[What needs to be done]
Pull out every line in the items below that contains the string "Text", and copy each one. Case counts.

[Data for processing]
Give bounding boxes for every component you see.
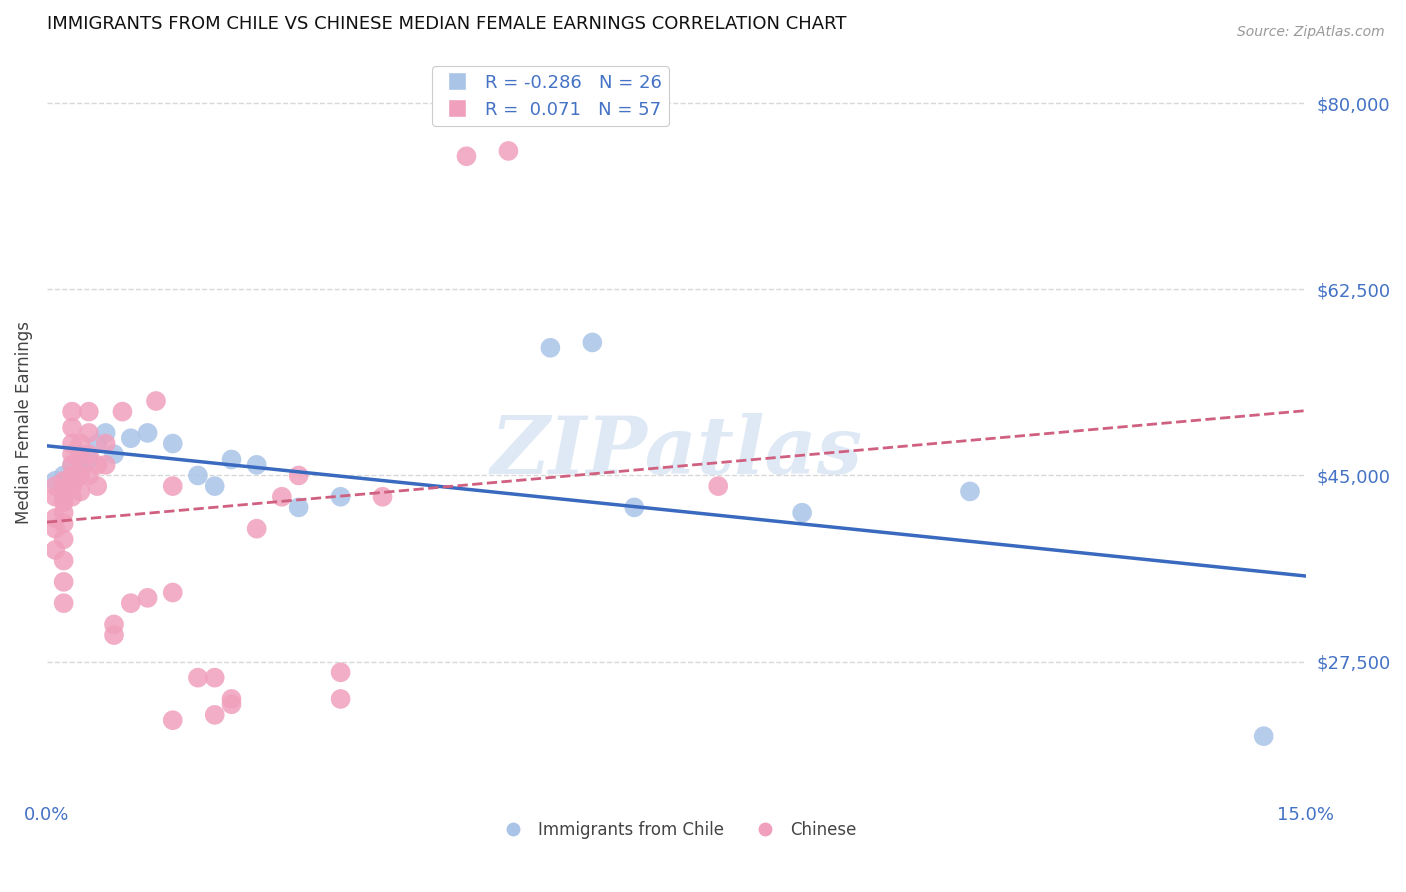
Point bbox=[162, 713, 184, 727]
Point bbox=[162, 479, 184, 493]
Point bbox=[52, 490, 75, 504]
Point bbox=[221, 452, 243, 467]
Point bbox=[77, 404, 100, 418]
Point bbox=[221, 692, 243, 706]
Point bbox=[52, 533, 75, 547]
Point bbox=[86, 436, 108, 450]
Point bbox=[94, 458, 117, 472]
Text: ZIPatlas: ZIPatlas bbox=[491, 413, 862, 491]
Point bbox=[204, 707, 226, 722]
Point bbox=[52, 574, 75, 589]
Point bbox=[538, 341, 561, 355]
Point bbox=[69, 484, 91, 499]
Point bbox=[270, 490, 292, 504]
Point bbox=[86, 458, 108, 472]
Point bbox=[707, 479, 730, 493]
Point bbox=[52, 516, 75, 531]
Point bbox=[103, 628, 125, 642]
Point bbox=[44, 490, 66, 504]
Text: IMMIGRANTS FROM CHILE VS CHINESE MEDIAN FEMALE EARNINGS CORRELATION CHART: IMMIGRANTS FROM CHILE VS CHINESE MEDIAN … bbox=[46, 15, 846, 33]
Point bbox=[162, 585, 184, 599]
Point bbox=[111, 404, 134, 418]
Point bbox=[623, 500, 645, 515]
Point bbox=[52, 553, 75, 567]
Point bbox=[792, 506, 814, 520]
Point bbox=[77, 468, 100, 483]
Point bbox=[52, 468, 75, 483]
Point bbox=[187, 671, 209, 685]
Point bbox=[329, 692, 352, 706]
Point bbox=[44, 511, 66, 525]
Point bbox=[44, 479, 66, 493]
Point bbox=[60, 447, 83, 461]
Point bbox=[52, 495, 75, 509]
Point bbox=[498, 144, 520, 158]
Point bbox=[86, 479, 108, 493]
Point bbox=[69, 468, 91, 483]
Point bbox=[103, 617, 125, 632]
Y-axis label: Median Female Earnings: Median Female Earnings bbox=[15, 321, 32, 524]
Point bbox=[60, 458, 83, 472]
Point bbox=[60, 479, 83, 493]
Text: Source: ZipAtlas.com: Source: ZipAtlas.com bbox=[1237, 25, 1385, 39]
Point bbox=[60, 479, 83, 493]
Point bbox=[52, 474, 75, 488]
Point bbox=[120, 596, 142, 610]
Point bbox=[52, 484, 75, 499]
Point bbox=[77, 425, 100, 440]
Point bbox=[456, 149, 478, 163]
Point bbox=[60, 420, 83, 434]
Point bbox=[204, 671, 226, 685]
Point bbox=[60, 436, 83, 450]
Point bbox=[329, 490, 352, 504]
Point bbox=[1253, 729, 1275, 743]
Point bbox=[246, 522, 269, 536]
Point bbox=[287, 500, 309, 515]
Point bbox=[136, 425, 159, 440]
Point bbox=[52, 596, 75, 610]
Point bbox=[329, 665, 352, 680]
Point bbox=[60, 490, 83, 504]
Point bbox=[246, 458, 269, 472]
Point bbox=[69, 436, 91, 450]
Point bbox=[77, 452, 100, 467]
Point bbox=[60, 458, 83, 472]
Point bbox=[221, 698, 243, 712]
Point bbox=[204, 479, 226, 493]
Point bbox=[94, 436, 117, 450]
Point bbox=[44, 543, 66, 558]
Point bbox=[69, 452, 91, 467]
Point bbox=[52, 506, 75, 520]
Legend: Immigrants from Chile, Chinese: Immigrants from Chile, Chinese bbox=[489, 814, 863, 846]
Point bbox=[120, 431, 142, 445]
Point bbox=[94, 425, 117, 440]
Point bbox=[371, 490, 394, 504]
Point bbox=[162, 436, 184, 450]
Point bbox=[44, 474, 66, 488]
Point bbox=[60, 404, 83, 418]
Point bbox=[69, 463, 91, 477]
Point bbox=[145, 394, 167, 409]
Point bbox=[60, 468, 83, 483]
Point bbox=[103, 447, 125, 461]
Point bbox=[287, 468, 309, 483]
Point bbox=[959, 484, 981, 499]
Point bbox=[581, 335, 603, 350]
Point bbox=[187, 468, 209, 483]
Point bbox=[136, 591, 159, 605]
Point bbox=[69, 447, 91, 461]
Point bbox=[44, 522, 66, 536]
Point bbox=[77, 447, 100, 461]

[Output below]
Text: ZIPatlas: ZIPatlas bbox=[491, 413, 862, 491]
Text: IMMIGRANTS FROM CHILE VS CHINESE MEDIAN FEMALE EARNINGS CORRELATION CHART: IMMIGRANTS FROM CHILE VS CHINESE MEDIAN … bbox=[46, 15, 846, 33]
Text: Source: ZipAtlas.com: Source: ZipAtlas.com bbox=[1237, 25, 1385, 39]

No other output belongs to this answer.